> **RECORDS TO PROCESS**:
— start —

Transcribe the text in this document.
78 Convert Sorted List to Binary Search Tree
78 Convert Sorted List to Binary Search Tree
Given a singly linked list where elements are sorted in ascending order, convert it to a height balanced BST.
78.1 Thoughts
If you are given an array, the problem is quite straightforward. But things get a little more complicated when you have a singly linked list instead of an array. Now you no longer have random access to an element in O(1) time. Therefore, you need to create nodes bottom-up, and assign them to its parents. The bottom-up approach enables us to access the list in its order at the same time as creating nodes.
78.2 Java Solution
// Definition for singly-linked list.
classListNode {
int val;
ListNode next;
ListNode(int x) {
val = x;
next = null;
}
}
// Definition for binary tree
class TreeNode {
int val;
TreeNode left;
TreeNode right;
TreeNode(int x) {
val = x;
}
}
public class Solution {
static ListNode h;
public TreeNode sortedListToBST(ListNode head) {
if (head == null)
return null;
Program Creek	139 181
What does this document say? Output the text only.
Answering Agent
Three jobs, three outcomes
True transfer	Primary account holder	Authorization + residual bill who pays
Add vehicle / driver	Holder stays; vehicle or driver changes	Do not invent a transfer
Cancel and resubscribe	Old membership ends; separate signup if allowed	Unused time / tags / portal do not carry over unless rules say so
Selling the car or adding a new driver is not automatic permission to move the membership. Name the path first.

— end —

> **SET PROBLEM**: Output exactly the lines between the one containing "What does this" and the final line above, both inclusive.

> **TASK OUTPUT**:
What does this document say? Output the text only.
Answering Agent
Three jobs, three outcomes
True transfer	Primary account holder	Authorization + residual bill who pays
Add vehicle / driver	Holder stays; vehicle or driver changes	Do not invent a transfer
Cancel and resubscribe	Old membership ends; separate signup if allowed	Unused time / tags / portal do not carry over unless rules say so
Selling the car or adding a new driver is not automatic permission to move the membership. Name the path first.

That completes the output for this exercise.